* [Objective]:
With the pictures left out, copy the listing below exactly.

* [Materials provided]:
○ ○ ○ ○ ○ ○ ○
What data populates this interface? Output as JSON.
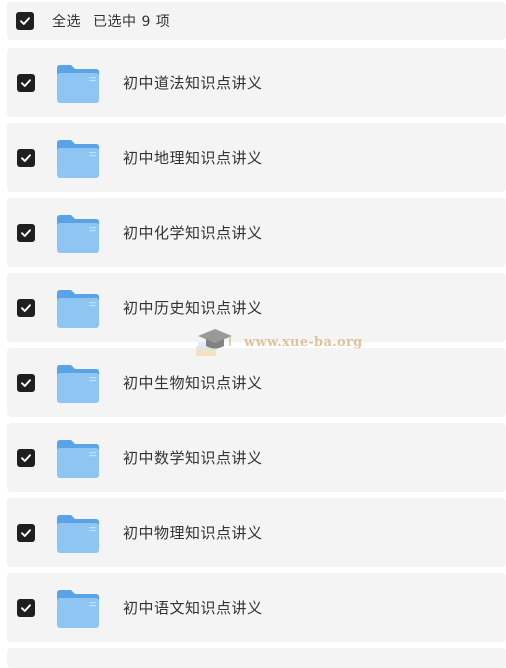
{
  "header": {
    "select_all_label": "全选",
    "selected_text": "已选中  9  项",
    "checked": true
  },
  "items": [
    {
      "name": "初中道法知识点讲义",
      "checked": true
    },
    {
      "name": "初中地理知识点讲义",
      "checked": true
    },
    {
      "name": "初中化学知识点讲义",
      "checked": true
    },
    {
      "name": "初中历史知识点讲义",
      "checked": true
    },
    {
      "name": "初中生物知识点讲义",
      "checked": true
    },
    {
      "name": "初中数学知识点讲义",
      "checked": true
    },
    {
      "name": "初中物理知识点讲义",
      "checked": true
    },
    {
      "name": "初中语文知识点讲义",
      "checked": true
    }
  ],
  "watermark": {
    "text": "www.xue-ba.org",
    "icon": "graduation-cap-icon"
  },
  "colors": {
    "row_bg": "#f4f4f4",
    "checkbox": "#1f1f1f",
    "folder": "#7ab8ef",
    "watermark": "#d9b98f"
  }
}
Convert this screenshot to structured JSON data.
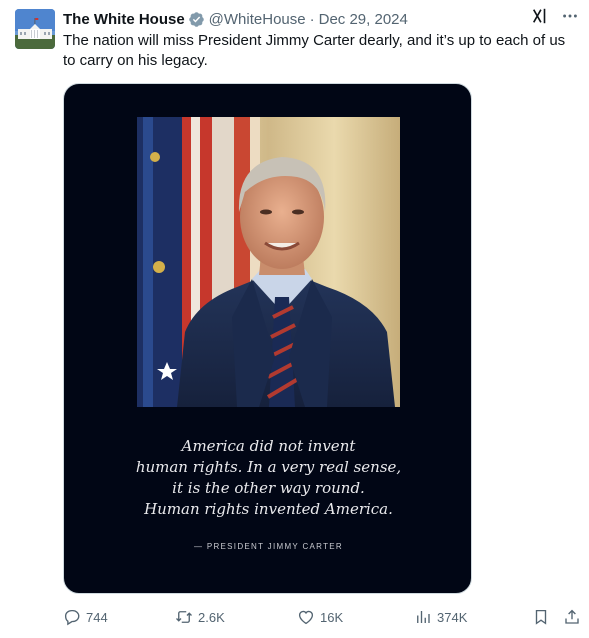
{
  "author": {
    "display_name": "The White House",
    "handle": "@WhiteHouse",
    "separator": "·",
    "date": "Dec 29, 2024",
    "verified_icon": "verified-badge-icon",
    "avatar": "white-house-building"
  },
  "tweet": {
    "text": "The nation will miss President Jimmy Carter dearly, and it’s up to each of us to carry on his legacy."
  },
  "media": {
    "portrait": "president-jimmy-carter-portrait",
    "quote_lines": [
      "America did not invent",
      "human rights. In a very real sense,",
      "it is the other way round.",
      "Human rights invented America."
    ],
    "attribution": "— PRESIDENT JIMMY CARTER"
  },
  "actions": {
    "replies": "744",
    "reposts": "2.6K",
    "likes": "16K",
    "views": "374K"
  },
  "colors": {
    "text": "#0f1419",
    "secondary": "#536471",
    "media_bg": "#010615",
    "verified": "#829aab"
  }
}
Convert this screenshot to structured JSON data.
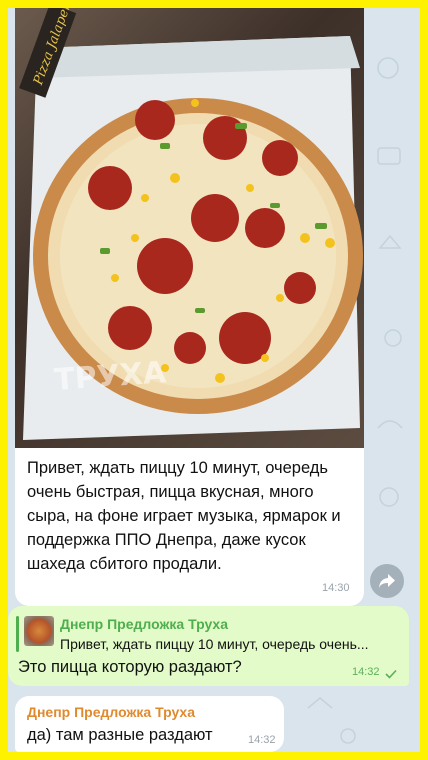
{
  "photo_message": {
    "text": "Привет, ждать пиццу 10 минут, очередь очень быстрая, пицца вкусная, много сыра, на фоне играет музыка, ярмарок и поддержка ППО Днепра, даже кусок шахеда сбитого продали.",
    "time": "14:30",
    "watermark": "ТРУХА",
    "box_print": "Pizza Jalapeño"
  },
  "outgoing_message": {
    "reply_name": "Днепр Предложка Труха",
    "reply_snippet": "Привет, ждать пиццу 10 минут, очередь очень...",
    "text": "Это пицца которую раздают?",
    "time": "14:32",
    "status_icon": "read-check-icon"
  },
  "incoming_message": {
    "sender": "Днепр Предложка Труха",
    "text": "да) там разные раздают",
    "time": "14:32"
  },
  "colors": {
    "frame": "#fff200",
    "chat_bg": "#d9e4ec",
    "outgoing_bg": "#e2fbc8",
    "reply_accent": "#4fae4e",
    "sender_accent": "#e08a2e"
  }
}
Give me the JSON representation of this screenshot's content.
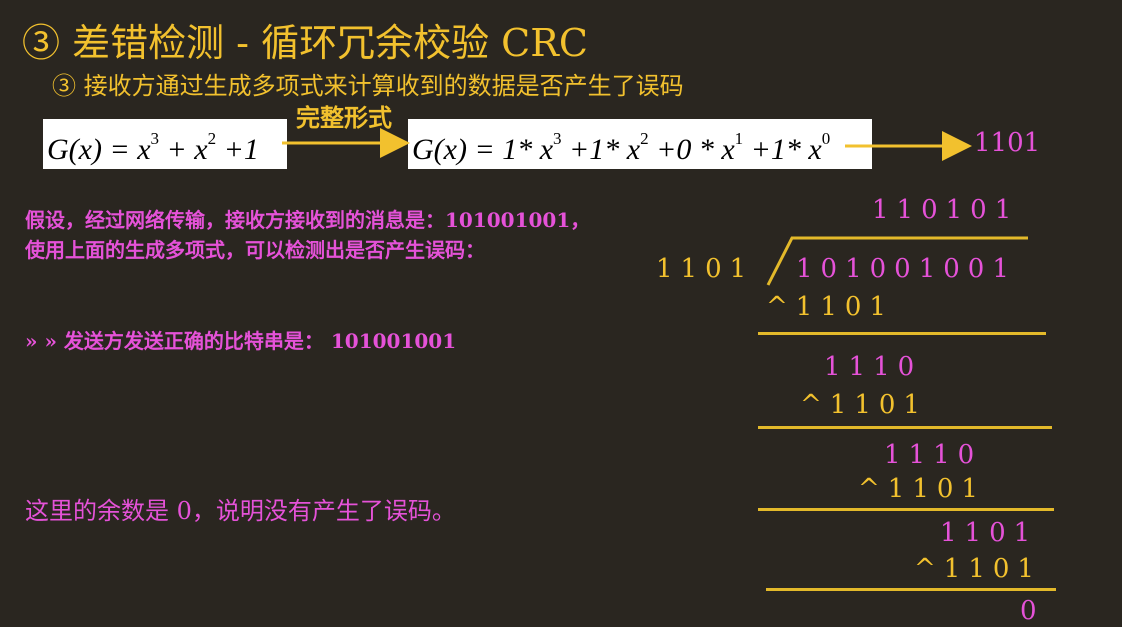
{
  "title": "③ 差错检测 - 循环冗余校验 CRC",
  "subtitle": "③ 接收方通过生成多项式来计算收到的数据是否产生了误码",
  "formula_short": {
    "lhs": "G(x) = x",
    "exp1": "3",
    "plus1": " + x",
    "exp2": "2",
    "tail": " +1"
  },
  "label_full_form": "完整形式",
  "formula_full": {
    "p1": "G(x) = 1* x",
    "e1": "3",
    "p2": " +1* x",
    "e2": "2",
    "p3": " +0 * x",
    "e3": "1",
    "p4": " +1* x",
    "e4": "0"
  },
  "binary_result": "1101",
  "assumption_line1": "假设，经过网络传输，接收方接收到的消息是：101001001，",
  "assumption_line2": "使用上面的生成多项式，可以检测出是否产生误码：",
  "sender_line": "» » 发送方发送正确的比特串是： 101001001",
  "conclusion": "这里的余数是 0，说明没有产生了误码。",
  "division": {
    "quotient": "110101",
    "divisor": "1101",
    "dividend": "101001001",
    "steps": [
      {
        "xor_mark": "^",
        "subtrahend": "1101",
        "remainder": "1110"
      },
      {
        "xor_mark": "^",
        "subtrahend": "1101",
        "remainder": "1110"
      },
      {
        "xor_mark": "^",
        "subtrahend": "1101",
        "remainder": "1101"
      },
      {
        "xor_mark": "^",
        "subtrahend": "1101",
        "remainder": "0"
      }
    ]
  },
  "colors": {
    "background": "#2a2620",
    "yellow": "#f2c12e",
    "pink": "#e552d8",
    "line": "#e3b92a"
  }
}
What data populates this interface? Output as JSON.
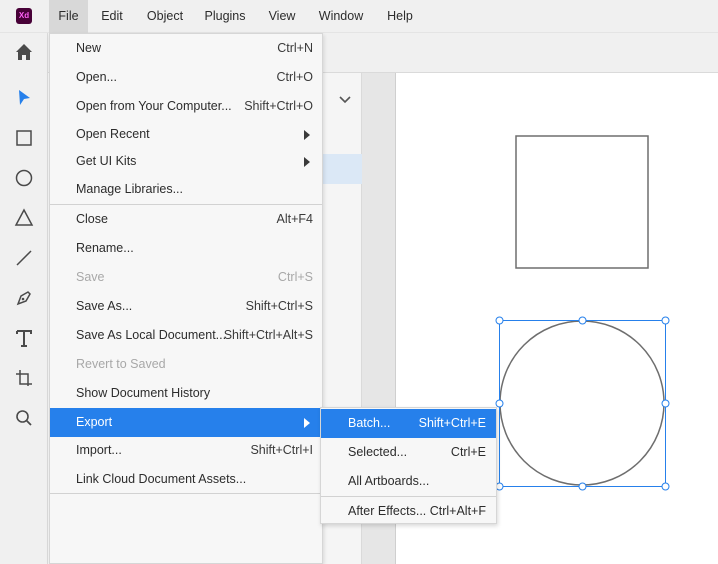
○ ○ ○ ○ ○ ○ ○
* [Output of the task]:
What data populates this interface? Output as JSON.
{
  "header": {
    "select_all_label": "全选",
    "selected_text": "已选中  9  项",
    "checked": true
  },
  "items": [
    {
      "name": "初中道法知识点讲义",
      "checked": true
    },
    {
      "name": "初中地理知识点讲义",
      "checked": true
    },
    {
      "name": "初中化学知识点讲义",
      "checked": true
    },
    {
      "name": "初中历史知识点讲义",
      "checked": true
    },
    {
      "name": "初中生物知识点讲义",
      "checked": true
    },
    {
      "name": "初中数学知识点讲义",
      "checked": true
    },
    {
      "name": "初中物理知识点讲义",
      "checked": true
    },
    {
      "name": "初中语文知识点讲义",
      "checked": true
    }
  ],
  "watermark": {
    "text": "www.xue-ba.org",
    "icon": "graduation-cap-icon"
  },
  "colors": {
    "row_bg": "#f4f4f4",
    "checkbox": "#1f1f1f",
    "folder": "#7ab8ef",
    "watermark": "#d9b98f"
  }
}
Convert this screenshot to structured JSON data.
{
  "author": {
    "display_name": "The White House",
    "handle": "@WhiteHouse",
    "separator": "·",
    "date": "Dec 29, 2024",
    "verified_icon": "verified-badge-icon",
    "avatar": "white-house-building"
  },
  "tweet": {
    "text": "The nation will miss President Jimmy Carter dearly, and it’s up to each of us to carry on his legacy."
  },
  "media": {
    "portrait": "president-jimmy-carter-portrait",
    "quote_lines": [
      "America did not invent",
      "human rights. In a very real sense,",
      "it is the other way round.",
      "Human rights invented America."
    ],
    "attribution": "— PRESIDENT JIMMY CARTER"
  },
  "actions": {
    "replies": "744",
    "reposts": "2.6K",
    "likes": "16K",
    "views": "374K"
  },
  "colors": {
    "text": "#0f1419",
    "secondary": "#536471",
    "media_bg": "#010615",
    "verified": "#829aab"
  }
}
Convert this screenshot to structured JSON data.
{
  "photo_message": {
    "text": "Привет, ждать пиццу 10 минут, очередь очень быстрая, пицца вкусная, много сыра, на фоне играет музыка, ярмарок и поддержка ППО Днепра, даже кусок шахеда сбитого продали.",
    "time": "14:30",
    "watermark": "ТРУХА",
    "box_print": "Pizza Jalapeño"
  },
  "outgoing_message": {
    "reply_name": "Днепр Предложка Труха",
    "reply_snippet": "Привет, ждать пиццу 10 минут, очередь очень...",
    "text": "Это пицца которую раздают?",
    "time": "14:32",
    "status_icon": "read-check-icon"
  },
  "incoming_message": {
    "sender": "Днепр Предложка Труха",
    "text": "да) там разные раздают",
    "time": "14:32"
  },
  "colors": {
    "frame": "#fff200",
    "chat_bg": "#d9e4ec",
    "outgoing_bg": "#e2fbc8",
    "reply_accent": "#4fae4e",
    "sender_accent": "#e08a2e"
  }
}
Give me the JSON representation of this screenshot's content.
{
  "title": "③ 差错检测 - 循环冗余校验 CRC",
  "subtitle": "③ 接收方通过生成多项式来计算收到的数据是否产生了误码",
  "formula_short": {
    "lhs": "G(x) = x",
    "exp1": "3",
    "plus1": " + x",
    "exp2": "2",
    "tail": " +1"
  },
  "label_full_form": "完整形式",
  "formula_full": {
    "p1": "G(x) = 1* x",
    "e1": "3",
    "p2": " +1* x",
    "e2": "2",
    "p3": " +0 * x",
    "e3": "1",
    "p4": " +1* x",
    "e4": "0"
  },
  "binary_result": "1101",
  "assumption_line1": "假设，经过网络传输，接收方接收到的消息是：101001001，",
  "assumption_line2": "使用上面的生成多项式，可以检测出是否产生误码：",
  "sender_line": "» » 发送方发送正确的比特串是： 101001001",
  "conclusion": "这里的余数是 0，说明没有产生了误码。",
  "division": {
    "quotient": "110101",
    "divisor": "1101",
    "dividend": "101001001",
    "steps": [
      {
        "xor_mark": "^",
        "subtrahend": "1101",
        "remainder": "1110"
      },
      {
        "xor_mark": "^",
        "subtrahend": "1101",
        "remainder": "1110"
      },
      {
        "xor_mark": "^",
        "subtrahend": "1101",
        "remainder": "1101"
      },
      {
        "xor_mark": "^",
        "subtrahend": "1101",
        "remainder": "0"
      }
    ]
  },
  "colors": {
    "background": "#2a2620",
    "yellow": "#f2c12e",
    "pink": "#e552d8",
    "line": "#e3b92a"
  }
}
What data populates this interface? Output as JSON.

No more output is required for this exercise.